## Required work
Find the lines holding the word "SRMTID" and collect them.

Structured figure records
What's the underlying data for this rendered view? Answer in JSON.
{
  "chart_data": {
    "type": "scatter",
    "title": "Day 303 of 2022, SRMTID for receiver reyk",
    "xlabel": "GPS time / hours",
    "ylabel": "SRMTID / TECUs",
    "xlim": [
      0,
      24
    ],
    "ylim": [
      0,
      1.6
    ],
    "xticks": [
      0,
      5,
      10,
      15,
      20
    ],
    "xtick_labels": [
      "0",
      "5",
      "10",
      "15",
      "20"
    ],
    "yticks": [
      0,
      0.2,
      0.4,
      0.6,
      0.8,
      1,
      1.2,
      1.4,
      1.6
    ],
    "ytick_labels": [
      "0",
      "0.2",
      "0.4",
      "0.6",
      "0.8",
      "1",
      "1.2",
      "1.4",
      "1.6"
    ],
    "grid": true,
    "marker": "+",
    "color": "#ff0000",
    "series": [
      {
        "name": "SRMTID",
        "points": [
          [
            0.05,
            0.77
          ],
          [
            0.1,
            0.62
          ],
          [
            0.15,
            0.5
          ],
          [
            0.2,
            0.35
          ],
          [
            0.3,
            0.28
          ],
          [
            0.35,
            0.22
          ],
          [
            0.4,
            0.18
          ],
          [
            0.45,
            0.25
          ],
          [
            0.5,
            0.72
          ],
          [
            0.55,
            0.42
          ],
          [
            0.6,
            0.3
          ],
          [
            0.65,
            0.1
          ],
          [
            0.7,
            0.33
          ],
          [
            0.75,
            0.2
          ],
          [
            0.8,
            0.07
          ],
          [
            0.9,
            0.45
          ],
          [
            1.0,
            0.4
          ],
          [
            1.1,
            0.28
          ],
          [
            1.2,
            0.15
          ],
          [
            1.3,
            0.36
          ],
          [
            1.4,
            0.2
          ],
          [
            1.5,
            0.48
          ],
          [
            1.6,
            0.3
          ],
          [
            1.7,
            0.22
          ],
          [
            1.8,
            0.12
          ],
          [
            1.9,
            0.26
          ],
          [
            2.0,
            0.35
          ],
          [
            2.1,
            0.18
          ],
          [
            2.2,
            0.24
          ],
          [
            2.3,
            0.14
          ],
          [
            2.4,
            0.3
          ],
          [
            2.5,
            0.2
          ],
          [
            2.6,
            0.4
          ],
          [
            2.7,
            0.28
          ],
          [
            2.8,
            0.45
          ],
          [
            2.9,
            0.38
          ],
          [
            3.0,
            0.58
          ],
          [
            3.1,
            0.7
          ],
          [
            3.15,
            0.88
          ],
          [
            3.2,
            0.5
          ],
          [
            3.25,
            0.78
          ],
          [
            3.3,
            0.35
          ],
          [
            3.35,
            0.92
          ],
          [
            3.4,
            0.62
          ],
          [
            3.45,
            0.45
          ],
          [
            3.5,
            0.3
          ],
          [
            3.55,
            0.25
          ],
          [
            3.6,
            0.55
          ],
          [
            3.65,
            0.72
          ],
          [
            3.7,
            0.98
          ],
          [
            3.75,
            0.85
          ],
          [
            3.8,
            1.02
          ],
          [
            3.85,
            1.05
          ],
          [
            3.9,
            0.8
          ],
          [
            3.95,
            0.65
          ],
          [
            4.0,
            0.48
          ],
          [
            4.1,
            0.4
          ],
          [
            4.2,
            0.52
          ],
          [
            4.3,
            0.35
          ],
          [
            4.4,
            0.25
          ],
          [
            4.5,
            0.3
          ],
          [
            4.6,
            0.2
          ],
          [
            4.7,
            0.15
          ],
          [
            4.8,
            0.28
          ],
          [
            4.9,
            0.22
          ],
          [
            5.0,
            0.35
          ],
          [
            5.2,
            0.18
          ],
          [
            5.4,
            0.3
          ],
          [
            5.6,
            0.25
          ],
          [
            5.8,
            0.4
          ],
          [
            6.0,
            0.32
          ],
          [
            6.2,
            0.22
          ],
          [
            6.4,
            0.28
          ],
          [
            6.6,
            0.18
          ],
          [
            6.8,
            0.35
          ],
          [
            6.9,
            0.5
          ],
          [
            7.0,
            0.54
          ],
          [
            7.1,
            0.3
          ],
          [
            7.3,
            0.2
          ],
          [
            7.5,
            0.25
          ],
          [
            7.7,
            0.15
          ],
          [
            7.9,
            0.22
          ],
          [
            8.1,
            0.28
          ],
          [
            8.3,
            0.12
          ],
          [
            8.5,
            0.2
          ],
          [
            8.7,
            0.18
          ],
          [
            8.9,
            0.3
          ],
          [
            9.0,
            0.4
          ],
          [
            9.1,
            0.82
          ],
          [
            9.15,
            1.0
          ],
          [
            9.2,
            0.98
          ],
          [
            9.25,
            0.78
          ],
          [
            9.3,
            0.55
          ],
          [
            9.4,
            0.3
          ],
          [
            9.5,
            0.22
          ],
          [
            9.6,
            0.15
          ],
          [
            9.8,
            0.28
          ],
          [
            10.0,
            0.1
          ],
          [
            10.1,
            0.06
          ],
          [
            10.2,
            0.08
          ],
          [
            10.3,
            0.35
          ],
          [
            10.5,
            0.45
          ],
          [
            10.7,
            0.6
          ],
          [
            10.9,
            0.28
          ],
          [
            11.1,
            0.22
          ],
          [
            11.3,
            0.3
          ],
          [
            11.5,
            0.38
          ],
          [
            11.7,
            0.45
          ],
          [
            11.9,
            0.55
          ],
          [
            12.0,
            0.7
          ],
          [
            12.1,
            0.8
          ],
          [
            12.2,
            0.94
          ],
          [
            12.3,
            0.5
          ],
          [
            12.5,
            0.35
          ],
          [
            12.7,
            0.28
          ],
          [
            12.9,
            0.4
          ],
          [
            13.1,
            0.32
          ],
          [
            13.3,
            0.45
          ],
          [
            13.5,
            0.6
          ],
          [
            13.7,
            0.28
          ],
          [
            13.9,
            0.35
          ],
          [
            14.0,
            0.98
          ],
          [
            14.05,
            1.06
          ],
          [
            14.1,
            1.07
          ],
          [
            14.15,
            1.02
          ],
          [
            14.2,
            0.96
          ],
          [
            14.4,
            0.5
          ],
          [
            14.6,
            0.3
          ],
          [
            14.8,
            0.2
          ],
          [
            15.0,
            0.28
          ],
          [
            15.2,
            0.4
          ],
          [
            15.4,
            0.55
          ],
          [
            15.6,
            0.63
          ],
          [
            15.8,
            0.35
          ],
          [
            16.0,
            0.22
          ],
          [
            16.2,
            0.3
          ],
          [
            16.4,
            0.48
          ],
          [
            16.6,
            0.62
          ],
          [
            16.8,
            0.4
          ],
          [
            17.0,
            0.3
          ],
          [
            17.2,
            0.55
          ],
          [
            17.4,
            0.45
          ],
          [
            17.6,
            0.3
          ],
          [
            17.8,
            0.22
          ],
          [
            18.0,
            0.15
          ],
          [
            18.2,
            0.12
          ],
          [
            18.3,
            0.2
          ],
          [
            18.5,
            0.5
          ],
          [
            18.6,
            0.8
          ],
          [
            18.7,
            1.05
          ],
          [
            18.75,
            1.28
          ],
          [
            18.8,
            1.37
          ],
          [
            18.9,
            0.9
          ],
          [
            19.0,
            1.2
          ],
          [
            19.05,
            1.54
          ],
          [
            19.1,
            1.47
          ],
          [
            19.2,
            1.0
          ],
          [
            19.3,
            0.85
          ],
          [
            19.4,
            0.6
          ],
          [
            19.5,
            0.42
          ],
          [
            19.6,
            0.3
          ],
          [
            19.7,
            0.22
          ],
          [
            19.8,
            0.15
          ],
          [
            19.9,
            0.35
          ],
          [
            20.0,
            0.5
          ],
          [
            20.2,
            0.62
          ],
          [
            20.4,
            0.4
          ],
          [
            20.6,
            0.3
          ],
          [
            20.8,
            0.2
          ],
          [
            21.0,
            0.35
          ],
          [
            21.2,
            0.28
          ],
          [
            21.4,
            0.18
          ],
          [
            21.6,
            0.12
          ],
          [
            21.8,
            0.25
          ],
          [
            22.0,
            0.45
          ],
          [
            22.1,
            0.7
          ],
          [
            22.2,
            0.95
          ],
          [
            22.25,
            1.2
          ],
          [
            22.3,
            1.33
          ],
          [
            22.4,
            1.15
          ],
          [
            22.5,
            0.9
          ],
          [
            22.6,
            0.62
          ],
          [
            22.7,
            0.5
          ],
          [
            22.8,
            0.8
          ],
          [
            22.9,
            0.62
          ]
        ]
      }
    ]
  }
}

## Answer to this task
    "title": "Day 303 of 2022, SRMTID for receiver reyk",
    "ylabel": "SRMTID / TECUs",
        "name": "SRMTID",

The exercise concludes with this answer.